### Stated problem
Drop every picture and give the entries back exactly.

### Data entries
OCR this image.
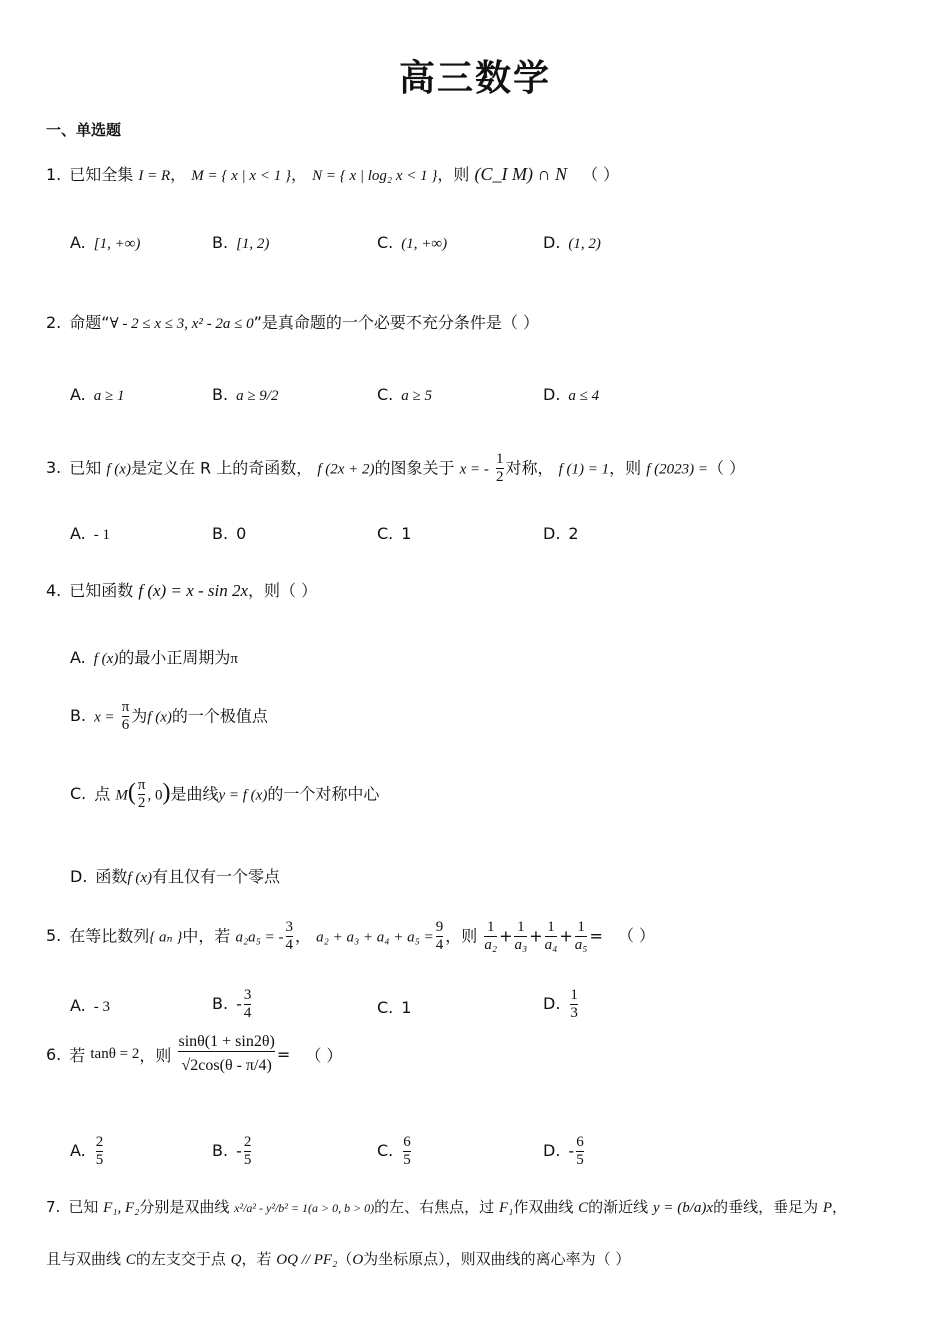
高三数学
一、单选题
1. 已知全集 I = R， M = { x | x < 1 }， N = { x | log₂ x < 1 }，则 (C_I M) ∩ N （ ）
A. [1, +∞)	B. [1, 2)	C. (1, +∞)	D. (1, 2)
2. 命题“∀ - 2 ≤ x ≤ 3, x² - 2a ≤ 0”是真命题的一个必要不充分条件是（ ）
A. a ≥ 1	B. a ≥ 9/2	C. a ≥ 5	D. a ≤ 4
3. 已知 f (x)是定义在 R 上的奇函数， f (2x + 2)的图象关于 x = - $\frac{1}{2}$ 对称， f (1) = 1，则 f (2023) =（ ）
A. - 1	B. 0	C. 1	D. 2
4. 已知函数 f (x) = x - sin 2x，则（ ）
A. f (x)的最小正周期为π
B. $x = \frac{\pi}{6}$ 为f (x)的一个极值点
C. 点 $M( \frac{\pi}{2}$ , 0)是曲线y = f (x)的一个对称中心
D. 函数f (x)有且仅有一个零点
5. 在等比数列{ aₙ }中，若 a₂a₅ = - $\frac{3}{4}$ ， $a_2 + a_3 + a_4 + a_5 = \frac{9}{4}$ ，则 $\frac{1}{\text{a₂}} + \frac{1}{\text{a₃}} + \frac{1}{\text{a₄}} + \frac{1}{\text{a₅}}$ = （ ）
A. - 3	B. - $\frac{3}{4}$	C. 1	D. $\frac{1}{3}$
6. 若 tanθ = 2，则 $\frac{\sin\theta(1 + \sin 2\theta)}{√2\cos(\theta - \pi/4)}$ = （ ）
A. $\frac{2}{5}$	B. - $\frac{2}{5}$	C. $\frac{6}{5}$	D. - $\frac{6}{5}$
7. 已知 F₁, F₂分别是双曲线 x²/a² - y²/b² = 1(a > 0, b > 0)的左、右焦点，过 F₁作双曲线 C的渐近线 y = (b/a)x的垂线，垂足为 P，
且与双曲线 C的左支交于点 Q，若 OQ // PF₂（O为坐标原点），则双曲线的离心率为（ ）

### Written response
OCR this image.
高三数学
一、单选题
1. 已知全集 I = R， M = { x | x < 1 }， N = { x | log₂ x < 1 }，则 (C_I M) ∩ N （ ）
A. [1, +∞)	B. [1, 2)	C. (1, +∞)	D. (1, 2)
2. 命题“∀ - 2 ≤ x ≤ 3, x² - 2a ≤ 0”是真命题的一个必要不充分条件是（ ）
A. a ≥ 1	B. a ≥ 9/2	C. a ≥ 5	D. a ≤ 4
3. 已知 f (x)是定义在 R 上的奇函数， f (2x + 2)的图象关于 x = - $\frac{1}{2}$ 对称， f (1) = 1，则 f (2023) =（ ）
A. - 1	B. 0	C. 1	D. 2
4. 已知函数 f (x) = x - sin 2x，则（ ）
A. f (x)的最小正周期为π
B. $x = \frac{\pi}{6}$ 为f (x)的一个极值点
C. 点 $M( \frac{\pi}{2}$ , 0)是曲线y = f (x)的一个对称中心
D. 函数f (x)有且仅有一个零点
5. 在等比数列{ aₙ }中，若 a₂a₅ = - $\frac{3}{4}$ ， $a_2 + a_3 + a_4 + a_5 = \frac{9}{4}$ ，则 $\frac{1}{\text{a₂}} + \frac{1}{\text{a₃}} + \frac{1}{\text{a₄}} + \frac{1}{\text{a₅}}$ = （ ）
A. - 3	B. - $\frac{3}{4}$	C. 1	D. $\frac{1}{3}$
6. 若 tanθ = 2，则 $\frac{\sin\theta(1 + \sin 2\theta)}{√2\cos(\theta - \pi/4)}$ = （ ）
A. $\frac{2}{5}$	B. - $\frac{2}{5}$	C. $\frac{6}{5}$	D. - $\frac{6}{5}$
7. 已知 F₁, F₂分别是双曲线 x²/a² - y²/b² = 1(a > 0, b > 0)的左、右焦点，过 F₁作双曲线 C的渐近线 y = (b/a)x的垂线，垂足为 P，
且与双曲线 C的左支交于点 Q，若 OQ // PF₂（O为坐标原点），则双曲线的离心率为（ ）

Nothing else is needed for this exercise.